今回は初めてITについてのブログを書きます😂

これが本業なのにね…😭

今回紹介させていただくのはゼロトラストです。ITをやってらっしゃる方は耳にしたことがあるかもしれません。

今回この話題を選んだのは私自身がゼロトラスト導入の検討に関わり、その知識の整理のためにブログにまとめようと思ったからです。

K赤ちゃん
K赤ちゃん

ゼロトラストって美味しいの?

Kパパ
Kパパ

ゼロトラストとはセキュリティの考え方なんだ。すべてを認証するという考え方で、Microsoft やGoogleも導入してるんだ。

詳細は次節以降に例といっしょに見ていきます。

ITに詳しく無い方もMicrosoftやGoogle はこういうふうにセキュリティを構築しているんだなぁ概要が分かるように解説しますのでぜひご覧ください!

本記事の対象者

ITの知識の有無は問いません。

以下の方であればどなたでも分かるように解説します。

  • Google や Microsoft のセキュリティに興味がある方
  • ゼロトラストに興味がある方
  • 知識を深めたい方

最後の節、まとめをご覧いただいてゼロトラストの概要を掴んでから各節を読んでいただいても構いません。

ゼロトラストとは?

ゼロトラストとはどういう概念なのでしょうか。以下に記載します。

ゼロトラストとは

あるユーザに対して、そのユーザが使用するデバイス・ユーザID及びパスワード・通信内容
等の複数のユーザ固有の情報をもとに認証・認可を行う考え方

ここで「認証」は正規のユーザであることを確かめることで、「認可」はユーザに対して権限を与えることです。

認可は少し分かりづらいですが、Gmail などを想像してもらえると分かりやすいです。

Gmailのログイン後のページ、受信ボックスや送信ボックスが表示されているページですが、ここへのアクセスはIDやパスワードで「認証」を受けたユーザの中でも自分以外はアクセスできませんよね。

作業指示: ゼロトラストを紹介するブログ記事の続きを、最後の文の次から書き進めてください。

[データセットの行]
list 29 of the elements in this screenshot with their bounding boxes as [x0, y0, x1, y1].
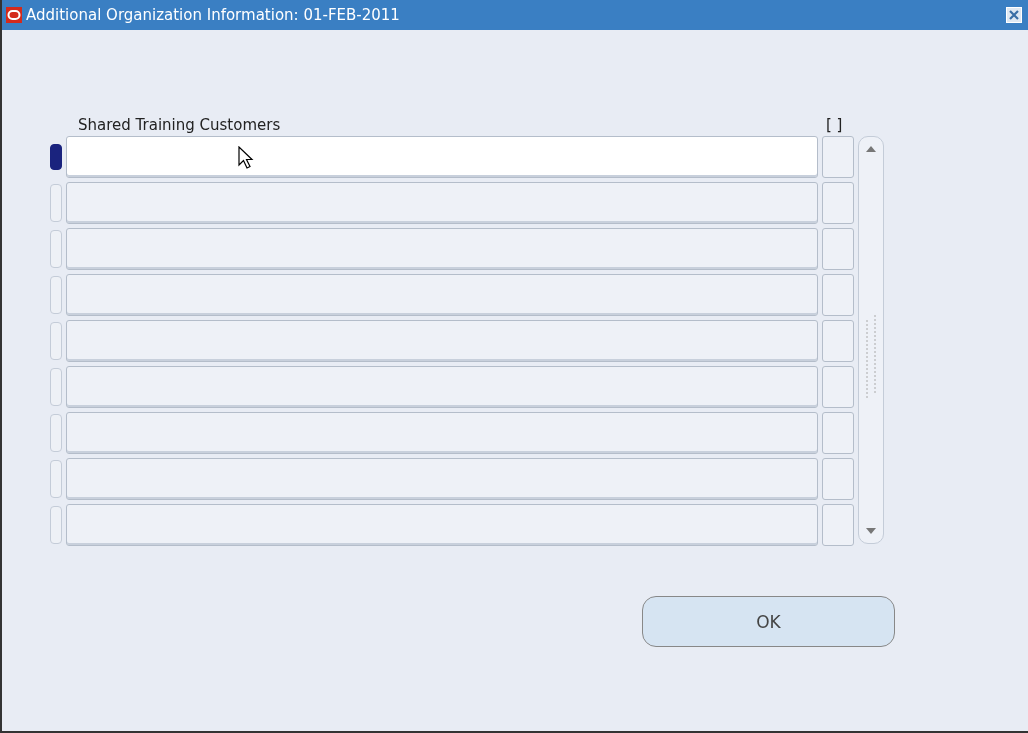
text-field[interactable] [822, 274, 854, 316]
text-field[interactable] [822, 366, 854, 408]
text-field[interactable] [66, 136, 818, 178]
column-header: [ ] [826, 116, 843, 134]
text-field[interactable] [822, 412, 854, 454]
column-header: Shared Training Customers [78, 116, 282, 134]
mouse-pointer-icon [238, 146, 254, 170]
row-indicator[interactable] [50, 144, 62, 170]
scrollbar[interactable] [858, 136, 884, 544]
close-button[interactable] [1006, 7, 1022, 23]
text-field[interactable] [66, 182, 818, 224]
text-field[interactable] [822, 182, 854, 224]
text-field[interactable] [822, 228, 854, 270]
scroll-up-icon[interactable] [865, 145, 877, 153]
window-title: Additional Organization Information: 01-FEB-2011 [26, 6, 401, 24]
ok-button[interactable]: OK [642, 596, 895, 647]
text-field[interactable] [66, 504, 818, 546]
text-field[interactable] [822, 136, 854, 178]
text-field[interactable] [822, 504, 854, 546]
app-logo-icon [6, 7, 22, 23]
text-field[interactable] [66, 228, 818, 270]
text-field[interactable] [822, 320, 854, 362]
scroll-down-icon[interactable] [865, 527, 877, 535]
text-field[interactable] [66, 320, 818, 362]
text-field[interactable] [66, 274, 818, 316]
text-field[interactable] [66, 458, 818, 500]
text-field[interactable] [66, 412, 818, 454]
text-field[interactable] [66, 366, 818, 408]
text-field[interactable] [822, 458, 854, 500]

作業結果:
これはGoogle側でその人にのみアクセス権を与えているからです。このアクセス権を与えるという考え方が「認可」になります。

いかがでしょうか。定義だけ見ると多要素認証(ユーザIDとパスワードの他にスマホに届く認証コードを加えたユーザ認証方法)とさほど変わらないように見えますよね。

しかし、ゼロトラストはその名の通り何も信頼しない、すなわち全部を認証するがその考えの根底にあります。

また、さきほどから使っている「ユーザ」という言葉に注意してください。

従来のネットワークの考え方では、社内のユーザ・社外のユーザというように「ユーザ」に区別があったのではないでしょうか。

なんと!ゼロトラストで定義されるユーザはそのような区別はありません。

社内のユーザ・社外のユーザ関係なく、同じ尺度で認証を行い、その認証結果に基づいて社内のユーザであるか社外のユーザであるかを判定し、権限を与えます(認可を与えます)。

ここで言った尺度には単なるユーザIDやパスワードにとどまらず、使用しているデバイスや通信内容等も含まれます。

すなわち、従来のセキュリティの考え方とゼロトラストの考え方で異なる点はこの「ユーザ」の捉え方にあります。

ゼロトラストの考え方まとめ
  • ユーザに対して複数のユーザ固有情報をもとに認証・認可をあたえる。
  • 従来のセキュリティの違いは「ユーザ」の捉え方。ゼロトラストでは社内のユーザ・社外のユーザという区別なく、すべてのユーザを対象とする。
  • 認証時に適切な権限を付与する(認可を与える)

ゼロトラストネットワークとは?

前節ではゼロトラストの概念を確認しました。では、ゼロトラストの考えはどこで使われているのでしょうか?

一般的にはゼロトラストとはネットワークの話題といっしょに使われます。ここでいうネットワークは主にAzureやAWSなとのクラウドサービスを利用して構築されたネットワークを言います。

なお、ゼロトラストの考え方を取り得れて構築されたネットワークをゼロトラストネットワークと呼びます。

では、ゼロトラストの考えをどのようにしてネットワークに落とし込むのでしょうか。

以下は、ゼロトラストネットワークの要件になります。

ゼロトラストネットワーク構築時の6つ要件
  1. インターネットに接続していないから、安全・安心という考えを捨てる。
  2. 接続するデバイスは、社内で管理されているデバイスのみ。というわけはではない。
  3. 社内で管理されている端末だから安全・安心というわけではない
  4. その会社が保有するデータやサーバは社内のネットワークだけでなくインターネット上にも分散されている
  5. 通信はhttpsなどの安全な方法で提供し、すべて認証の対象とすべきである。
  6. 社内で管理していもの・していないものに限らずシステム及びネットワークに接続する端末に対して一貫したセキュリティルールを構築する必要がある。

繰り返しになりますが、ゼロトラストネットワークとは、アクセスしてきたデバイスに対して、自社の端末であろうとなかろうとすべて認証をさせた上で、適切なアクセス権限を付与し、ネットワーク上のシステムやデータにアクセスさせるという考え方です。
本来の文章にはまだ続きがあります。